Required task> State only how many lines contain the string "name".

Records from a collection
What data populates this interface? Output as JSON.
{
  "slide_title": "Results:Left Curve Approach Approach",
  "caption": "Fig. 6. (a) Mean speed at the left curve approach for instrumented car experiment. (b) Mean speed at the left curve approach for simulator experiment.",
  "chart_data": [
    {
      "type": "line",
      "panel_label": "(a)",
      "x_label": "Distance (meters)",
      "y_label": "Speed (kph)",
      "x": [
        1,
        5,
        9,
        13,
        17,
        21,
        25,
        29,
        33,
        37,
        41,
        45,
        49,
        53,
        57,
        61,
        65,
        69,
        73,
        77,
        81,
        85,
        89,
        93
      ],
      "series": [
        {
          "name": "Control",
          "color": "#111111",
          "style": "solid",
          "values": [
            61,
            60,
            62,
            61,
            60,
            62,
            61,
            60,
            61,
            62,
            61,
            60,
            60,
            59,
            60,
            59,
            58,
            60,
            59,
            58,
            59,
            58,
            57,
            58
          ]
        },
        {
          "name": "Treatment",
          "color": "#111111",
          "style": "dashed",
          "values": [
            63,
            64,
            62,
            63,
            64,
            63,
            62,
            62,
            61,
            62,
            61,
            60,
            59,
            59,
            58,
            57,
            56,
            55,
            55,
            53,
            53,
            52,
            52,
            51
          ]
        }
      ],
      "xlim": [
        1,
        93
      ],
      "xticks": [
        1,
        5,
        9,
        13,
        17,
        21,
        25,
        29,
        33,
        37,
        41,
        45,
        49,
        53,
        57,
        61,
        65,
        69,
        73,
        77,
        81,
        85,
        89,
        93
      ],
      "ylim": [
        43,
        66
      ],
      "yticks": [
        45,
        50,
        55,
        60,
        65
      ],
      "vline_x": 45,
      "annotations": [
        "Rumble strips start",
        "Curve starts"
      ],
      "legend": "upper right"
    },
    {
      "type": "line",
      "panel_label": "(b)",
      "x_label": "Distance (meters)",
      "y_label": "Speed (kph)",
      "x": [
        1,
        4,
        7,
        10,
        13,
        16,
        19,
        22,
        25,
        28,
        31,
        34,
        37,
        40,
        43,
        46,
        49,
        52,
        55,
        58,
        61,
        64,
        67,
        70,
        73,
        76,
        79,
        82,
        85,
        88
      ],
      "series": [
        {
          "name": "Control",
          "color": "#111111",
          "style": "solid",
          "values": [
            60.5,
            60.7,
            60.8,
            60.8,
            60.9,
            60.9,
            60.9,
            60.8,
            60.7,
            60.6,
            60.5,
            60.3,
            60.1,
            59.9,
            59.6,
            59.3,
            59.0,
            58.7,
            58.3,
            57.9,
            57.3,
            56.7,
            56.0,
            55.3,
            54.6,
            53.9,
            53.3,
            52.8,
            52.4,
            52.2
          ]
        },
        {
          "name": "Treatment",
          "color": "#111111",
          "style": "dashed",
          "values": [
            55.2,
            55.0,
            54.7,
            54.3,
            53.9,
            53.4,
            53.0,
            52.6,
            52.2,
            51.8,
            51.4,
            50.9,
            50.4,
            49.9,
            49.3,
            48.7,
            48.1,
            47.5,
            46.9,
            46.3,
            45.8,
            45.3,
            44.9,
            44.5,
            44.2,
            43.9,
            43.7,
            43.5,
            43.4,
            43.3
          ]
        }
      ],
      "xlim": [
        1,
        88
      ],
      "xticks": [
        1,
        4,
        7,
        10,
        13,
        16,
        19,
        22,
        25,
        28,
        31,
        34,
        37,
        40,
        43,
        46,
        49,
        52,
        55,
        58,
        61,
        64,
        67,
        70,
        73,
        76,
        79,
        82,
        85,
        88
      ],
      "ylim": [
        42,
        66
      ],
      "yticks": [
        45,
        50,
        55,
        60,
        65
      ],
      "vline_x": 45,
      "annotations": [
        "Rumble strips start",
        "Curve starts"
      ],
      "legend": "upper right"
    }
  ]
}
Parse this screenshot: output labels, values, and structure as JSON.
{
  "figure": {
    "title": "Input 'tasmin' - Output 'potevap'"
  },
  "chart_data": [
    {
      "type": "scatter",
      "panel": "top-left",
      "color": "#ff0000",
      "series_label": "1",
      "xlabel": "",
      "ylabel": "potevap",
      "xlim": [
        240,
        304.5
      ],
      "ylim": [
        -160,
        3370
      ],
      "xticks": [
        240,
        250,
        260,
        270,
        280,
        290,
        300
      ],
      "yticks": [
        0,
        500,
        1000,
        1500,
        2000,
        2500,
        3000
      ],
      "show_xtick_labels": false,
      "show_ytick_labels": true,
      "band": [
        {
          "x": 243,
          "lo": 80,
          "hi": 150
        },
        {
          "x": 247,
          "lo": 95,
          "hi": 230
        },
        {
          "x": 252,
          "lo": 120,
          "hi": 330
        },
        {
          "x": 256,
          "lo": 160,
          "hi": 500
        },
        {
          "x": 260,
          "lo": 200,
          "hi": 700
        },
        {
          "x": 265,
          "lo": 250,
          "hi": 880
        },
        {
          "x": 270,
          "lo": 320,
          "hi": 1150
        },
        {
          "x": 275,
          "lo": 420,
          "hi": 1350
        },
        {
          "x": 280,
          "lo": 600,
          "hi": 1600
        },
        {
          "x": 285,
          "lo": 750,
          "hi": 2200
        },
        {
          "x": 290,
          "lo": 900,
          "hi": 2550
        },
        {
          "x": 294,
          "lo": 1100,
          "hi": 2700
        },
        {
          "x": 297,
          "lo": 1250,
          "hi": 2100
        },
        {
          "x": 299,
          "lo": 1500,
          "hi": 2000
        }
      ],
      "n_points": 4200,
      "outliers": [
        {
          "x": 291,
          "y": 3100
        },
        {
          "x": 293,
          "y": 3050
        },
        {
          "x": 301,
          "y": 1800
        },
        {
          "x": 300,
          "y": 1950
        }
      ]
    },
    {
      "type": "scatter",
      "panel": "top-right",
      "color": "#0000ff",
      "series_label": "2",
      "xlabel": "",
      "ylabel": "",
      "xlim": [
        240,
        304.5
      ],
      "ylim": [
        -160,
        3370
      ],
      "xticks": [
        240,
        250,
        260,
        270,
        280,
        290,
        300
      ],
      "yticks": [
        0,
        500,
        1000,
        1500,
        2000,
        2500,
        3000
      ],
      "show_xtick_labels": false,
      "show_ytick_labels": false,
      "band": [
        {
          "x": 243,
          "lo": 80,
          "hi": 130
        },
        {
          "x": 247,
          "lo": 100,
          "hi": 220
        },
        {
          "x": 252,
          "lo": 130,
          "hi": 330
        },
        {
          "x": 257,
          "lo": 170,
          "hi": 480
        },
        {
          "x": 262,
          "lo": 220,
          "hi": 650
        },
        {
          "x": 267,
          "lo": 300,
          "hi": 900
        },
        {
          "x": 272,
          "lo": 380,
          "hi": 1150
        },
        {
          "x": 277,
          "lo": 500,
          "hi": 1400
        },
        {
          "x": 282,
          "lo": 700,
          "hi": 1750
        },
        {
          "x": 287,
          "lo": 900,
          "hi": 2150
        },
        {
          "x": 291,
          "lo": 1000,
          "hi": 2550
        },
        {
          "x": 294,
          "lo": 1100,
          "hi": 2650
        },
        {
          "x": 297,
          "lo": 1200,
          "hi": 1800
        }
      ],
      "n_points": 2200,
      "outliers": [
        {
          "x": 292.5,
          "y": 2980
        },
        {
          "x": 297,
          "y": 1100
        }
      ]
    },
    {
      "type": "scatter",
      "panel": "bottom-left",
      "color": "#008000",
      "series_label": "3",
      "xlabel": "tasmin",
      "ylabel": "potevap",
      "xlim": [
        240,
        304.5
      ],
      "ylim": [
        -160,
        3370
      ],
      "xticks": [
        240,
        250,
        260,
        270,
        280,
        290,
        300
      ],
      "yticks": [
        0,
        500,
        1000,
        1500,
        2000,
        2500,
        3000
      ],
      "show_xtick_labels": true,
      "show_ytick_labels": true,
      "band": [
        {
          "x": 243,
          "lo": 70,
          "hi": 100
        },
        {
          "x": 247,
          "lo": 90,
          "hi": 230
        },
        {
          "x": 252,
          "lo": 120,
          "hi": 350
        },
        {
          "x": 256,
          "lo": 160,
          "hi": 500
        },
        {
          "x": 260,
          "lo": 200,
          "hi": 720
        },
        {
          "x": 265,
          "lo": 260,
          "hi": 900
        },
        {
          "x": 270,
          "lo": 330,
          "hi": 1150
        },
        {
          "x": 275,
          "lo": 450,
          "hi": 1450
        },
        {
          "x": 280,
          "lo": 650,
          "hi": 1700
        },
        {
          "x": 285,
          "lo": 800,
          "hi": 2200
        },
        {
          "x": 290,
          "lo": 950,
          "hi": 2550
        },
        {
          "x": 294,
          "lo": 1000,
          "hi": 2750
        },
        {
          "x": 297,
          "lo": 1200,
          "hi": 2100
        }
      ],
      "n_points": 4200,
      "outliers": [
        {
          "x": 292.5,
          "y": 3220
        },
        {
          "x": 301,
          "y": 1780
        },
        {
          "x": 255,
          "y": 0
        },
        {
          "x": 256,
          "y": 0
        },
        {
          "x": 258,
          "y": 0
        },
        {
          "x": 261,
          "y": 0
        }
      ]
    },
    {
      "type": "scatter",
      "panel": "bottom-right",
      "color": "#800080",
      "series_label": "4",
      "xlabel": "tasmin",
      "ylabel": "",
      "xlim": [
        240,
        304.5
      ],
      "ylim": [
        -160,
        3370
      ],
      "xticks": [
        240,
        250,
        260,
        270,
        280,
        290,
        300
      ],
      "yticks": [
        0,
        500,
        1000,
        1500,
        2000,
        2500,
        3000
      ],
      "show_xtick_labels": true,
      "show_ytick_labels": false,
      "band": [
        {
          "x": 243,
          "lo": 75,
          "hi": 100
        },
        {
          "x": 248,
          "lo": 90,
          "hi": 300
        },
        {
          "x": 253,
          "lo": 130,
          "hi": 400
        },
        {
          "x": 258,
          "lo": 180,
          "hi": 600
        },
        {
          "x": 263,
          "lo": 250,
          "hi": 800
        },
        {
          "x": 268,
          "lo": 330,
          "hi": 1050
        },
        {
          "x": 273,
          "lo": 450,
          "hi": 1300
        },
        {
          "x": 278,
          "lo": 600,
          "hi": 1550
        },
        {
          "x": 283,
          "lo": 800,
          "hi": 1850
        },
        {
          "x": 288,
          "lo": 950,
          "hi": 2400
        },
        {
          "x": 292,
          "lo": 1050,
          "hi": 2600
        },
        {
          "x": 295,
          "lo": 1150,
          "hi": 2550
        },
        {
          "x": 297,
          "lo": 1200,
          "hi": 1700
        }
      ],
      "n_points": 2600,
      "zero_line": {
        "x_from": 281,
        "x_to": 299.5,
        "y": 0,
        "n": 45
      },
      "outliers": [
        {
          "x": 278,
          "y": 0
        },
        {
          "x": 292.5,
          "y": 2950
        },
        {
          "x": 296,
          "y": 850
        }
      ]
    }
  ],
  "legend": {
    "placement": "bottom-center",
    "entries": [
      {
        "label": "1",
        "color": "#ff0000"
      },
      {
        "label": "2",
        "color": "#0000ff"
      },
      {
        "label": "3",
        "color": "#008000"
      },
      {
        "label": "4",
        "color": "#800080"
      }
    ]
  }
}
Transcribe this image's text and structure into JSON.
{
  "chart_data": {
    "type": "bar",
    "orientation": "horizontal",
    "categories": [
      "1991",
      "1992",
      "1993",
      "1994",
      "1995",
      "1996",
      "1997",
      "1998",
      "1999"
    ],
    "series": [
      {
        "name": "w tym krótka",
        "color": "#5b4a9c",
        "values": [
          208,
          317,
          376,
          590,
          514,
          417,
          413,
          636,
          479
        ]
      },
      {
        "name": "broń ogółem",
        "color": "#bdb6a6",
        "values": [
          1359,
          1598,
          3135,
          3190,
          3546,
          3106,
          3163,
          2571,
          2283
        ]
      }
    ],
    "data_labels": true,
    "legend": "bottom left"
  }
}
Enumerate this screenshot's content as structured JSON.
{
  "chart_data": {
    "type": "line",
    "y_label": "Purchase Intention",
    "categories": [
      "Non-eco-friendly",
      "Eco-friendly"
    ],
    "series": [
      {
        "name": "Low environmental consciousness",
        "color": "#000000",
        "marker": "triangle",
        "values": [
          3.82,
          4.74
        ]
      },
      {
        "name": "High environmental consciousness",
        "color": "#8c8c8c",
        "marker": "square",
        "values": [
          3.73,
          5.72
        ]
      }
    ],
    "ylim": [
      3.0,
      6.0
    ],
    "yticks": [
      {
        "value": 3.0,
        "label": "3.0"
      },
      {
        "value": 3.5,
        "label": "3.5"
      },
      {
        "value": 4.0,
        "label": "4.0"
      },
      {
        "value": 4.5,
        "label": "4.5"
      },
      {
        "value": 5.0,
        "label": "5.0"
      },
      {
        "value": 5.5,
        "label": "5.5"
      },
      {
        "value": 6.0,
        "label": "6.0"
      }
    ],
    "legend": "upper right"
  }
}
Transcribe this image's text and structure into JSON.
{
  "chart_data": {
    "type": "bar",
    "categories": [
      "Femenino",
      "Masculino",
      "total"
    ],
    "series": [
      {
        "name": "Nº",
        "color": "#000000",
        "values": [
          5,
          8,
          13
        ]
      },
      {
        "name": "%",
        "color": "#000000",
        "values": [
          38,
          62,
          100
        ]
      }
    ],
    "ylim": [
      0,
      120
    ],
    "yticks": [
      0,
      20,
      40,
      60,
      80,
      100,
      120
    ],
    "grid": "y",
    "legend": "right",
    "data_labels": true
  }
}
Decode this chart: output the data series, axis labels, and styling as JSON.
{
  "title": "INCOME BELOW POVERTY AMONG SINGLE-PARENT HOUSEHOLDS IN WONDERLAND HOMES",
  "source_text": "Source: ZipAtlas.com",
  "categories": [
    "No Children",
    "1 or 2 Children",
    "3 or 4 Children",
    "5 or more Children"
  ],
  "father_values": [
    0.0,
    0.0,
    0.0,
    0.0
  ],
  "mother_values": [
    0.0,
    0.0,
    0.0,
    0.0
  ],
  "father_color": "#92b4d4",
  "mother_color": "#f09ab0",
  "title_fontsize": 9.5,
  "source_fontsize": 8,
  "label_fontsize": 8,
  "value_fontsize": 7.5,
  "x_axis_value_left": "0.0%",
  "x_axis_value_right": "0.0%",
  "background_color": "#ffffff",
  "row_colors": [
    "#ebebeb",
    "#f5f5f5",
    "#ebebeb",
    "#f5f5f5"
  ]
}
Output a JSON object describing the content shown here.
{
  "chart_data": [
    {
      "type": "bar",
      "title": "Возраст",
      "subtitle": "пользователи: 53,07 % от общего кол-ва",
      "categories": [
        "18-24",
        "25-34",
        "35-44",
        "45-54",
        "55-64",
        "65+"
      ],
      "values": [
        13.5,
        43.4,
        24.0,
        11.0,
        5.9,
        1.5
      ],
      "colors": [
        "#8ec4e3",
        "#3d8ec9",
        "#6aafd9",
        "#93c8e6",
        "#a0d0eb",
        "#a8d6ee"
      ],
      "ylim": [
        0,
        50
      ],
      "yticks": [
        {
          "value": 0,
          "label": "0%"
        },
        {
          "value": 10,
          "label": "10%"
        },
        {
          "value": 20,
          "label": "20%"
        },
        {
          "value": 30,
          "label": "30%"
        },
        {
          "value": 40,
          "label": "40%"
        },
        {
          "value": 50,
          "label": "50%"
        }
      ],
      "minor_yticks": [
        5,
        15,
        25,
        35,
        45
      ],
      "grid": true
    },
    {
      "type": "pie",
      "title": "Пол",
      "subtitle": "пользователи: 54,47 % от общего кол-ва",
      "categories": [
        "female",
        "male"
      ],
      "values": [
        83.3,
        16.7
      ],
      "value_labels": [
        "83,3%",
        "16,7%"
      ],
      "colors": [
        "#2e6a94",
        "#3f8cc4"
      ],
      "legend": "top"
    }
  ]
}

Worked answer> 10